> _Data shown_:
--- BEGIN ---

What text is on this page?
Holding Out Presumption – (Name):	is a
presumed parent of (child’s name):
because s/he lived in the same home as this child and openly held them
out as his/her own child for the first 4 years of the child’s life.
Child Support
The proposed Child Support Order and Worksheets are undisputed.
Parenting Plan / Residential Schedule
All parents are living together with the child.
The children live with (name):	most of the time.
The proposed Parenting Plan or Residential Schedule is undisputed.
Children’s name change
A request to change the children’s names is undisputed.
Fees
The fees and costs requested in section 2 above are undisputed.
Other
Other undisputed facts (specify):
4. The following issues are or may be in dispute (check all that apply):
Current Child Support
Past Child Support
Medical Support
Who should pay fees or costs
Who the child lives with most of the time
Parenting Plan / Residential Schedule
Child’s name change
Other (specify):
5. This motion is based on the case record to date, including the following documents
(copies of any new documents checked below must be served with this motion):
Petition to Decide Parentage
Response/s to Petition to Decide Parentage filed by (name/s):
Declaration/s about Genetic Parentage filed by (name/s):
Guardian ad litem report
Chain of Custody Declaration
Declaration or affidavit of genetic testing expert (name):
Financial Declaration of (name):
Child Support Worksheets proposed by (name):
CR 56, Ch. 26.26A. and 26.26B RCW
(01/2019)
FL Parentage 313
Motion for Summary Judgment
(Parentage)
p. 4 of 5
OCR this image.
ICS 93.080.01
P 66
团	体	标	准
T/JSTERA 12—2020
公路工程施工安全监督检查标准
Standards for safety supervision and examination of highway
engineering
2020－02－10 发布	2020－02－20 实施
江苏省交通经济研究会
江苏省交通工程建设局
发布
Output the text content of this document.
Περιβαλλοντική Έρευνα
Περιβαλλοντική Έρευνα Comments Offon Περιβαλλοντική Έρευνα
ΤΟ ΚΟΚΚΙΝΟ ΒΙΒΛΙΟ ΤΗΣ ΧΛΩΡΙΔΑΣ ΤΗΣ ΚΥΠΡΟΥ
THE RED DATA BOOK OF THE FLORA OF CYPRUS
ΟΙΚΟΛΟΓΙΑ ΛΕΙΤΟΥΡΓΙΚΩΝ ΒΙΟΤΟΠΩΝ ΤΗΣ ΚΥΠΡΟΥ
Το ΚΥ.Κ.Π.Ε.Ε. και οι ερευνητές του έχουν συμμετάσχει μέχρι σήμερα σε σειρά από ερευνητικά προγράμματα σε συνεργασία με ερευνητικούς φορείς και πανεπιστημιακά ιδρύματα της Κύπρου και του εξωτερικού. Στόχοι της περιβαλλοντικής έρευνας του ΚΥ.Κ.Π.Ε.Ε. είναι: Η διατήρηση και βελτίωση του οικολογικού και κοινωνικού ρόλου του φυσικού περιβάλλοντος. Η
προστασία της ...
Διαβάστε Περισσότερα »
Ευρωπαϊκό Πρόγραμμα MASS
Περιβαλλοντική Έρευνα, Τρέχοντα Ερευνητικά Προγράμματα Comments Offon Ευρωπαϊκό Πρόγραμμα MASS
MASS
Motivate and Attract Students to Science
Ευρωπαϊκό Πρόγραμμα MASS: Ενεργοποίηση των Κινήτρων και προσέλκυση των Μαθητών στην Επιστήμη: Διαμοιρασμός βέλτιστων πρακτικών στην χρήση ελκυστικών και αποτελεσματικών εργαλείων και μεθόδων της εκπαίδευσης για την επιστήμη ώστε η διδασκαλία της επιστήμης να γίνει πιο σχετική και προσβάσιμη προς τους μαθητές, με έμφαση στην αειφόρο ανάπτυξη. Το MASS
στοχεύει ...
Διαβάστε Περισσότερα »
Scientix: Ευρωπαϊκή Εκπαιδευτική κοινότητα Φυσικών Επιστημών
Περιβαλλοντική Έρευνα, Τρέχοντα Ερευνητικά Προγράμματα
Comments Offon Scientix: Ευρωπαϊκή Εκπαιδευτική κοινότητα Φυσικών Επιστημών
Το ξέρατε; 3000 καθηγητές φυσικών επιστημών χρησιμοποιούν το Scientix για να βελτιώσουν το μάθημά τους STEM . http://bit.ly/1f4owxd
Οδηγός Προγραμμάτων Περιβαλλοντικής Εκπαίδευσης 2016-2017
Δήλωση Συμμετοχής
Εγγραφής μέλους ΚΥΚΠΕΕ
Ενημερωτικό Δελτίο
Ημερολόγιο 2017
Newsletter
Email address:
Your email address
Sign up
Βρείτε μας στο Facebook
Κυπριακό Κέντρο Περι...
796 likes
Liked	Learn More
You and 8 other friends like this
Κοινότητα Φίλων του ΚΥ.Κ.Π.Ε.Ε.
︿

--- END ---

> _Work instructions_: Above are the records; copy every line in them that holds the word "Worksheets".

> _Solution below_:
The proposed Child Support Order and Worksheets are undisputed.
Child Support Worksheets proposed by (name):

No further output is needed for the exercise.